# START OF Data provided
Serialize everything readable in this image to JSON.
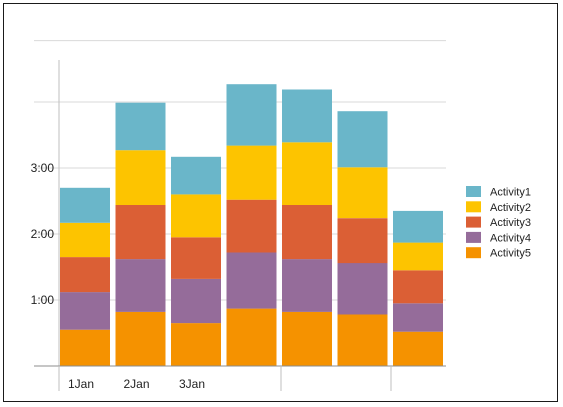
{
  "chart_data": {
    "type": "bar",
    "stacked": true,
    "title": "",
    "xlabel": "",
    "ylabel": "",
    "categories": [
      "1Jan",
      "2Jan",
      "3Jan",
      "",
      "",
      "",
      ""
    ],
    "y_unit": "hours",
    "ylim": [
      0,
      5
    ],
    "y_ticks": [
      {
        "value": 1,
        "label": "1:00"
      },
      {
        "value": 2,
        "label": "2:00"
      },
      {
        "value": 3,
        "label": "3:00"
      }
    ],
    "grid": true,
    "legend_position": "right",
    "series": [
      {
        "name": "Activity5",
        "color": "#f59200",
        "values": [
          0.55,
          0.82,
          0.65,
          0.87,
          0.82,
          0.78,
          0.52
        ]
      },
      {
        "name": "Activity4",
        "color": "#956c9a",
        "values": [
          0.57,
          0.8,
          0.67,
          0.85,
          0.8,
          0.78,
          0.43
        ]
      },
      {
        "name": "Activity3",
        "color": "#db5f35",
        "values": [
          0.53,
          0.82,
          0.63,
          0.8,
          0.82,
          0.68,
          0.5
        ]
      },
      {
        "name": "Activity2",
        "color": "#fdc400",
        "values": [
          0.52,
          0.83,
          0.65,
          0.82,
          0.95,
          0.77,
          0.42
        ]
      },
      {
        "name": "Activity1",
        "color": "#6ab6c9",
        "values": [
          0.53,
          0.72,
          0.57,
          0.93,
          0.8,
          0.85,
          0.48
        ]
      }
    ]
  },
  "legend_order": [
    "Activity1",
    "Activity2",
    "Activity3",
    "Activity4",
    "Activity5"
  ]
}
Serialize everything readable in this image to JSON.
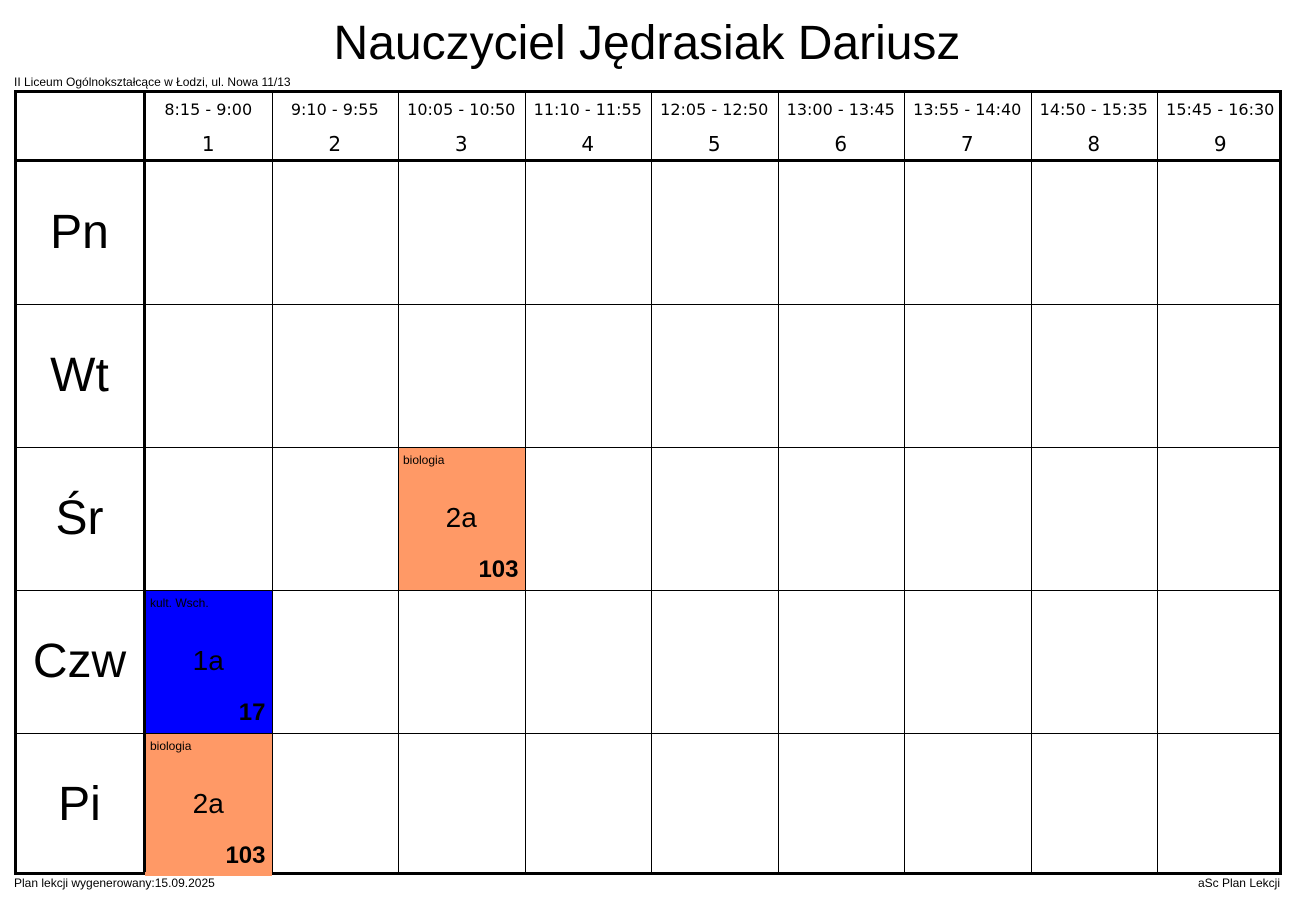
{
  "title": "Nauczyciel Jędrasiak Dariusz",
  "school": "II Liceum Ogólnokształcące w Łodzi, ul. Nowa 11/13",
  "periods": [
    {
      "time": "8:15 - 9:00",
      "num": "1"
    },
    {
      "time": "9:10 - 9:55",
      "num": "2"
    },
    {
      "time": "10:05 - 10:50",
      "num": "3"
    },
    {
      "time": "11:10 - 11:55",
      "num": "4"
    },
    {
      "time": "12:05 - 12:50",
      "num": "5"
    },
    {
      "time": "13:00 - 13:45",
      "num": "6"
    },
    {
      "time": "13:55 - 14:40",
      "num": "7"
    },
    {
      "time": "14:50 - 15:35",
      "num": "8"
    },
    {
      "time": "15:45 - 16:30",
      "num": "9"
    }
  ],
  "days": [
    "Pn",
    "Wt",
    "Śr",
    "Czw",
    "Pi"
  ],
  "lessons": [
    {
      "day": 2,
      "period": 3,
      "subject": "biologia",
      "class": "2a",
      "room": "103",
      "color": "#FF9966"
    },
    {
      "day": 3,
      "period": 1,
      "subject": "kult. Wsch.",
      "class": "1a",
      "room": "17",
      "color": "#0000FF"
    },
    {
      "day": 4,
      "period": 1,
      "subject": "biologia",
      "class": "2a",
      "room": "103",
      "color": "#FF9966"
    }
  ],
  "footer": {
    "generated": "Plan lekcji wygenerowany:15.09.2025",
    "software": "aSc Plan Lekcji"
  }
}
# END OF Data provided
» Written exercise: Using the listing, collect all lines in which the string "time" is found.

» Final result:
      "time": "8:15 - 9:00",
      "time": "9:10 - 9:55",
      "time": "10:05 - 10:50",
      "time": "11:10 - 11:55",
      "time": "12:05 - 12:50",
      "time": "13:00 - 13:45",
      "time": "13:55 - 14:40",
      "time": "14:50 - 15:35",
      "time": "15:45 - 16:30",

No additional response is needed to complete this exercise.